— DATA FOR THIS TASK —
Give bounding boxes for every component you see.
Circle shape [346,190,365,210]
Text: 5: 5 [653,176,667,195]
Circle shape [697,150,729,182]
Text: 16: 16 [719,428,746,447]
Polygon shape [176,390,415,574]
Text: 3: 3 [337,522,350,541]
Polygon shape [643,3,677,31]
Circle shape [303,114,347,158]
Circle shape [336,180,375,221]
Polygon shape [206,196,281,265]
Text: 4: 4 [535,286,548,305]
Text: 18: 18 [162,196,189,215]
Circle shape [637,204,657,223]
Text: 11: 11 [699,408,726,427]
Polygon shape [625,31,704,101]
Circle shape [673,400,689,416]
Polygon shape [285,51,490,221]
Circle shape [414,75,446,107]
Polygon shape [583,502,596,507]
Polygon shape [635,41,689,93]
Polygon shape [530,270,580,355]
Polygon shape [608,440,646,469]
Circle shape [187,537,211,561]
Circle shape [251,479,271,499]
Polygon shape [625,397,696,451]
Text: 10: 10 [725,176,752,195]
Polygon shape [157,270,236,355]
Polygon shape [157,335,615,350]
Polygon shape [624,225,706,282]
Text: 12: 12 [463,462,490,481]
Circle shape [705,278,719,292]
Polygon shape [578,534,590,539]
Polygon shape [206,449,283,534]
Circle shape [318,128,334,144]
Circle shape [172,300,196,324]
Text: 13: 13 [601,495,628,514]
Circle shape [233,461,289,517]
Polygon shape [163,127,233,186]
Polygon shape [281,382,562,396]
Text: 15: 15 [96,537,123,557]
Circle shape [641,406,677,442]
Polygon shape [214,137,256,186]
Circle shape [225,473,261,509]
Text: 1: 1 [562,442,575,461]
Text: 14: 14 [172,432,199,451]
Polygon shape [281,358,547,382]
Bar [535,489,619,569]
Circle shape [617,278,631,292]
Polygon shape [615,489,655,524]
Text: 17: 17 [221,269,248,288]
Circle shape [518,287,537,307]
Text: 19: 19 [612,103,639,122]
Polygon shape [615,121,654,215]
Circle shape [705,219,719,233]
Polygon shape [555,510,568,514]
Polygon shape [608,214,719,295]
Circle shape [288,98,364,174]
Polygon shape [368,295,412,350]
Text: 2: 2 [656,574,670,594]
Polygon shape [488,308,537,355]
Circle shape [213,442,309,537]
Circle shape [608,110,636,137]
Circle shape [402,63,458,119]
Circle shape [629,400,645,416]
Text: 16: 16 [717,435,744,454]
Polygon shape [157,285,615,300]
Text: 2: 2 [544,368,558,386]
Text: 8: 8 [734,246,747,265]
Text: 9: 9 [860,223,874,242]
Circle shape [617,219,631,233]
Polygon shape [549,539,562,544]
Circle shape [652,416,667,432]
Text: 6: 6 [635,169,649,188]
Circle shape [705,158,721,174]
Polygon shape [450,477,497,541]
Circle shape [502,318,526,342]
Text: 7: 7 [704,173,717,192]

— DO THIS —
Locate each line of the records that contains the word "boxes", matching its case exactly, and copy those lines.

— EXERCISE RESPONSE —
Give bounding boxes for every component you see.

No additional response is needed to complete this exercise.